> [Provided records]:
○ ○ ○ ○ ○
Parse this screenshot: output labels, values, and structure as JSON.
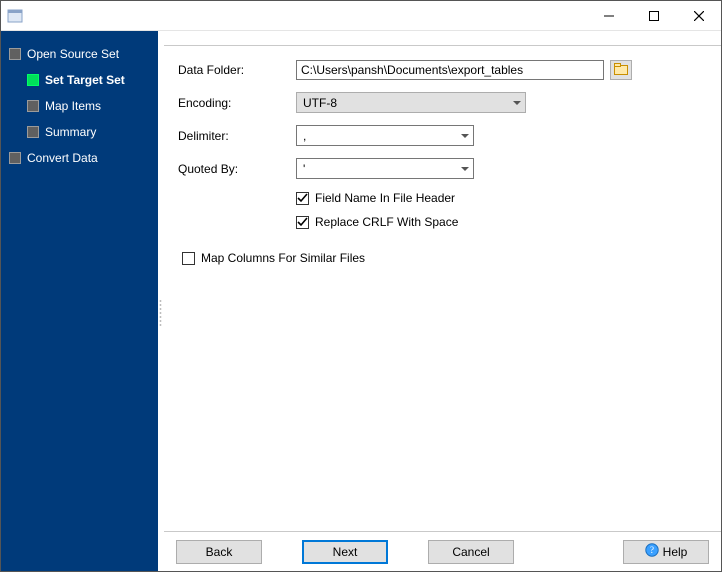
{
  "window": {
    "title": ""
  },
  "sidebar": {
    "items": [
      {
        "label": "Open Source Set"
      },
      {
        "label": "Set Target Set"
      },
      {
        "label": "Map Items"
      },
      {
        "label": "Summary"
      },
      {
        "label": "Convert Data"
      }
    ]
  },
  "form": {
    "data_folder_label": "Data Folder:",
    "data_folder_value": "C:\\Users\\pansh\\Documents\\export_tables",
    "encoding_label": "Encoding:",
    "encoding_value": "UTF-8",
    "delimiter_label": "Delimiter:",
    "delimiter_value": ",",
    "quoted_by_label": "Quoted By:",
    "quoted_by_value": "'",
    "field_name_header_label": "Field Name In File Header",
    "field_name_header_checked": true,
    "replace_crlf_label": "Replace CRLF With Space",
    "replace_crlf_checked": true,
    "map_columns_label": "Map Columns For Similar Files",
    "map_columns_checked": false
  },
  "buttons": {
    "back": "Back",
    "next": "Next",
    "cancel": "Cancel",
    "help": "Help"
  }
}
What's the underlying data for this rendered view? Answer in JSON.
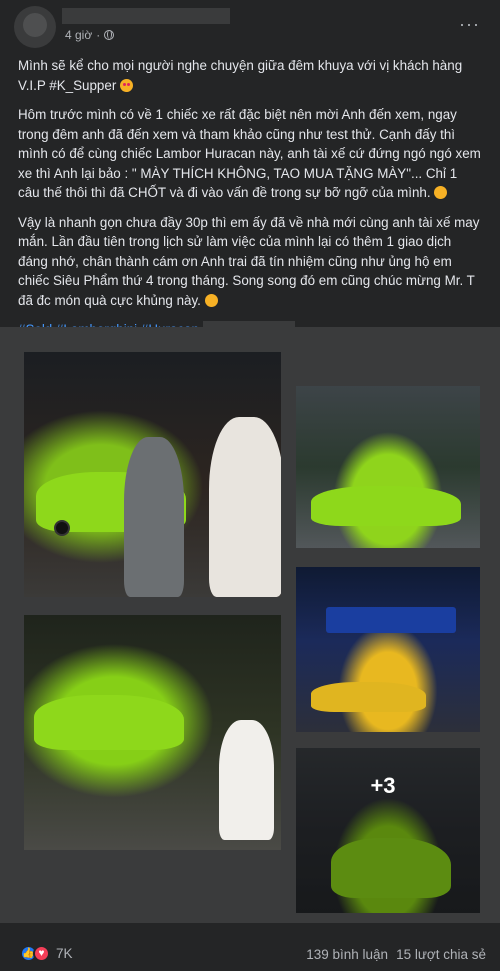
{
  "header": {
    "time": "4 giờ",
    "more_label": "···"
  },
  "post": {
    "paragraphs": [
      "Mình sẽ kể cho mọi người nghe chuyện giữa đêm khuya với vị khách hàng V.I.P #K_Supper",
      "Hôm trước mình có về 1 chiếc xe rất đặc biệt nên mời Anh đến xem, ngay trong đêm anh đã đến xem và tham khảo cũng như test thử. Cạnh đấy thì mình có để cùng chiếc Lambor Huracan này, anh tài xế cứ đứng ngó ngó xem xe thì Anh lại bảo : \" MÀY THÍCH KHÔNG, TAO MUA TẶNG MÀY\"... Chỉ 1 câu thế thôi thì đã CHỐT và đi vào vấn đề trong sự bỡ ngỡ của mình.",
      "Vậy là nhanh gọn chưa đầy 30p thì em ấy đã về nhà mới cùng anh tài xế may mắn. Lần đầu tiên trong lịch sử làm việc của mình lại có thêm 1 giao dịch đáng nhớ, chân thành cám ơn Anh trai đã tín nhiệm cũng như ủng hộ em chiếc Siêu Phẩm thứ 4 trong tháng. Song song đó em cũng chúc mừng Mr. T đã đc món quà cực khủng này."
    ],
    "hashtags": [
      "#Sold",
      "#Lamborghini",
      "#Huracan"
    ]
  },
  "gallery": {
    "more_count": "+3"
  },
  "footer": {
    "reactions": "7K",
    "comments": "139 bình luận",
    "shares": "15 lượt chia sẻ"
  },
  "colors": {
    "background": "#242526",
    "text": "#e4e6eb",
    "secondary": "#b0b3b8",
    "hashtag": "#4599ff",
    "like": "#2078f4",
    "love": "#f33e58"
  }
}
○ ○ ○ ○ ○
> [Task goal]: In the listing, find each line with the string "trong" and copy it.

> [Answer to the problem]:
      "Hôm trước mình có về 1 chiếc xe rất đặc biệt nên mời Anh đến xem, ngay trong đêm anh đã đến xem và tham khảo cũng như test thử. Cạnh đấy thì mình có để cùng chiếc Lambor Huracan này, anh tài xế cứ đứng ngó ngó xem xe thì Anh lại bảo : \" MÀY THÍCH KHÔNG, TAO MUA TẶNG MÀY\"... Chỉ 1 câu thế thôi thì đã CHỐT và đi vào vấn đề trong sự bỡ ngỡ của mình.",
      "Vậy là nhanh gọn chưa đầy 30p thì em ấy đã về nhà mới cùng anh tài xế may mắn. Lần đầu tiên trong lịch sử làm việc của mình lại có thêm 1 giao dịch đáng nhớ, chân thành cám ơn Anh trai đã tín nhiệm cũng như ủng hộ em chiếc Siêu Phẩm thứ 4 trong tháng. Song song đó em cũng chúc mừng Mr. T đã đc món quà cực khủng này."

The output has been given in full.